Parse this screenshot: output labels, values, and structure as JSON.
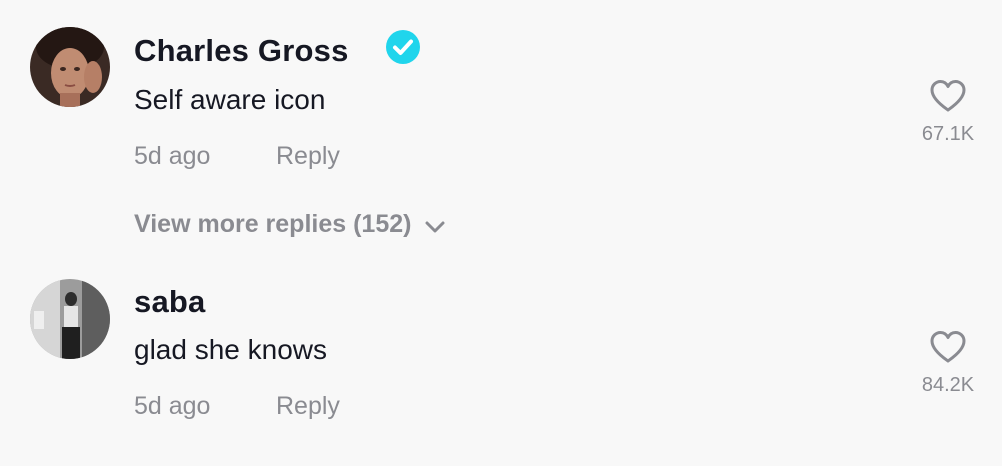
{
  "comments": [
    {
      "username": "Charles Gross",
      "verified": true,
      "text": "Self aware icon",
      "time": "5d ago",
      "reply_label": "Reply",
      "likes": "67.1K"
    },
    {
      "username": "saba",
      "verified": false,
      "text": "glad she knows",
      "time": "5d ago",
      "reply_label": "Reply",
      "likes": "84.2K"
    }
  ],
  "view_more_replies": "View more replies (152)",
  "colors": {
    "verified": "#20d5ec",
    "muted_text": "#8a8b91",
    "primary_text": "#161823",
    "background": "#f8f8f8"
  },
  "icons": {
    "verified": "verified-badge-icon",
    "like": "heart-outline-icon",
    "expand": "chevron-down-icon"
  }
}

* * *

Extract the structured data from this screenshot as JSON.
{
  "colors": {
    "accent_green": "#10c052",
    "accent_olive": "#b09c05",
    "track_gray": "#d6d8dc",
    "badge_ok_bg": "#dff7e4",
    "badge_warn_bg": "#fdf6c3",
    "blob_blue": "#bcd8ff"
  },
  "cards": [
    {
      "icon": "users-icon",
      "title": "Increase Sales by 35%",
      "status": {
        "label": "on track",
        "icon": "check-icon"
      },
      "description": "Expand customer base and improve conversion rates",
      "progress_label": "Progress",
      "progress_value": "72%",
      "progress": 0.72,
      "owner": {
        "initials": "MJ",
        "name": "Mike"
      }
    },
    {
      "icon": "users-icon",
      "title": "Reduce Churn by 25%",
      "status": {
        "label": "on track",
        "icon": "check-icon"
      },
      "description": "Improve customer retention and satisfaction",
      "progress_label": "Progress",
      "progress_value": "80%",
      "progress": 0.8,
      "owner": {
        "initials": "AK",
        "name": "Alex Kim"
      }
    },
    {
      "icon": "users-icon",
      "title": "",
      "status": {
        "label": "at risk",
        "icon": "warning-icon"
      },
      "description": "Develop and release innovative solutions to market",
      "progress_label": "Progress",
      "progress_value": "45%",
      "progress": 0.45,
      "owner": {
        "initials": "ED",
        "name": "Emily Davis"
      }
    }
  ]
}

> THE EXERCISE: State how many lines of the records above contain the word "description", and give only that number.

> REPLY: 3